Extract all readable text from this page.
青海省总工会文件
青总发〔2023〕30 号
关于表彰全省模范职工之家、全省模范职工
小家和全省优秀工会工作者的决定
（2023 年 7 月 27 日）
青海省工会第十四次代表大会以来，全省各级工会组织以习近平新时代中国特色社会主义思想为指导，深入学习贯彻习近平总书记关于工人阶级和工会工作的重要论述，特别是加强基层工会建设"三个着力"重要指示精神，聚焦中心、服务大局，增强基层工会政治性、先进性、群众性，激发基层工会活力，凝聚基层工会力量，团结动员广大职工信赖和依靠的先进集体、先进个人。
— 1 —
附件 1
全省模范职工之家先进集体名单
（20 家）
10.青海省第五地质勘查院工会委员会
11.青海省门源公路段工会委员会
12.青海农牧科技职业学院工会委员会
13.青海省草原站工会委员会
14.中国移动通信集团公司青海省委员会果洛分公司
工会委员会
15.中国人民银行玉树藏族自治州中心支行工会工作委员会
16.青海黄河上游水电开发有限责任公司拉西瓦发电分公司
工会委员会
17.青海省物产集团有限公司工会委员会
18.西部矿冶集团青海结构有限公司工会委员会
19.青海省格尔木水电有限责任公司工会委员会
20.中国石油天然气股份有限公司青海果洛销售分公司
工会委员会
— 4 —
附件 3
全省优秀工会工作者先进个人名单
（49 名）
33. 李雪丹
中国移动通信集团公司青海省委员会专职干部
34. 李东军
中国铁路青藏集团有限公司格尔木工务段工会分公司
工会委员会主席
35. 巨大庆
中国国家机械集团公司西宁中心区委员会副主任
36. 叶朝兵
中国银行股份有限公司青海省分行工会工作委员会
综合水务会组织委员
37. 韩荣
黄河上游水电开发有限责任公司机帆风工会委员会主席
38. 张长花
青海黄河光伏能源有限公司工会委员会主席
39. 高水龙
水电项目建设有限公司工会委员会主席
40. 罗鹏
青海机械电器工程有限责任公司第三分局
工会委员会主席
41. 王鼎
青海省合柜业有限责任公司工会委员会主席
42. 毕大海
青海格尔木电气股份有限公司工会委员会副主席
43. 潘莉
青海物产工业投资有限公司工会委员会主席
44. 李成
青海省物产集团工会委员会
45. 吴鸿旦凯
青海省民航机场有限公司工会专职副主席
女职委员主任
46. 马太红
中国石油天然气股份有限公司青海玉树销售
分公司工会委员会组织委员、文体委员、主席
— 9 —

========================

- What to produce -
Extract the full set of entries word for word.

- Answer for the task -
Extract all readable text from this page.
青海省总工会文件
青总发〔2023〕30 号
关于表彰全省模范职工之家、全省模范职工
小家和全省优秀工会工作者的决定
（2023 年 7 月 27 日）
青海省工会第十四次代表大会以来，全省各级工会组织以习近平新时代中国特色社会主义思想为指导，深入学习贯彻习近平总书记关于工人阶级和工会工作的重要论述，特别是加强基层工会建设"三个着力"重要指示精神，聚焦中心、服务大局，增强基层工会政治性、先进性、群众性，激发基层工会活力，凝聚基层工会力量，团结动员广大职工信赖和依靠的先进集体、先进个人。
— 1 —
附件 1
全省模范职工之家先进集体名单
（20 家）
10.青海省第五地质勘查院工会委员会
11.青海省门源公路段工会委员会
12.青海农牧科技职业学院工会委员会
13.青海省草原站工会委员会
14.中国移动通信集团公司青海省委员会果洛分公司
工会委员会
15.中国人民银行玉树藏族自治州中心支行工会工作委员会
16.青海黄河上游水电开发有限责任公司拉西瓦发电分公司
工会委员会
17.青海省物产集团有限公司工会委员会
18.西部矿冶集团青海结构有限公司工会委员会
19.青海省格尔木水电有限责任公司工会委员会
20.中国石油天然气股份有限公司青海果洛销售分公司
工会委员会
— 4 —
附件 3
全省优秀工会工作者先进个人名单
（49 名）
33. 李雪丹
中国移动通信集团公司青海省委员会专职干部
34. 李东军
中国铁路青藏集团有限公司格尔木工务段工会分公司
工会委员会主席
35. 巨大庆
中国国家机械集团公司西宁中心区委员会副主任
36. 叶朝兵
中国银行股份有限公司青海省分行工会工作委员会
综合水务会组织委员
37. 韩荣
黄河上游水电开发有限责任公司机帆风工会委员会主席
38. 张长花
青海黄河光伏能源有限公司工会委员会主席
39. 高水龙
水电项目建设有限公司工会委员会主席
40. 罗鹏
青海机械电器工程有限责任公司第三分局
工会委员会主席
41. 王鼎
青海省合柜业有限责任公司工会委员会主席
42. 毕大海
青海格尔木电气股份有限公司工会委员会副主席
43. 潘莉
青海物产工业投资有限公司工会委员会主席
44. 李成
青海省物产集团工会委员会
45. 吴鸿旦凯
青海省民航机场有限公司工会专职副主席
女职委员主任
46. 马太红
中国石油天然气股份有限公司青海玉树销售
分公司工会委员会组织委员、文体委员、主席
— 9 —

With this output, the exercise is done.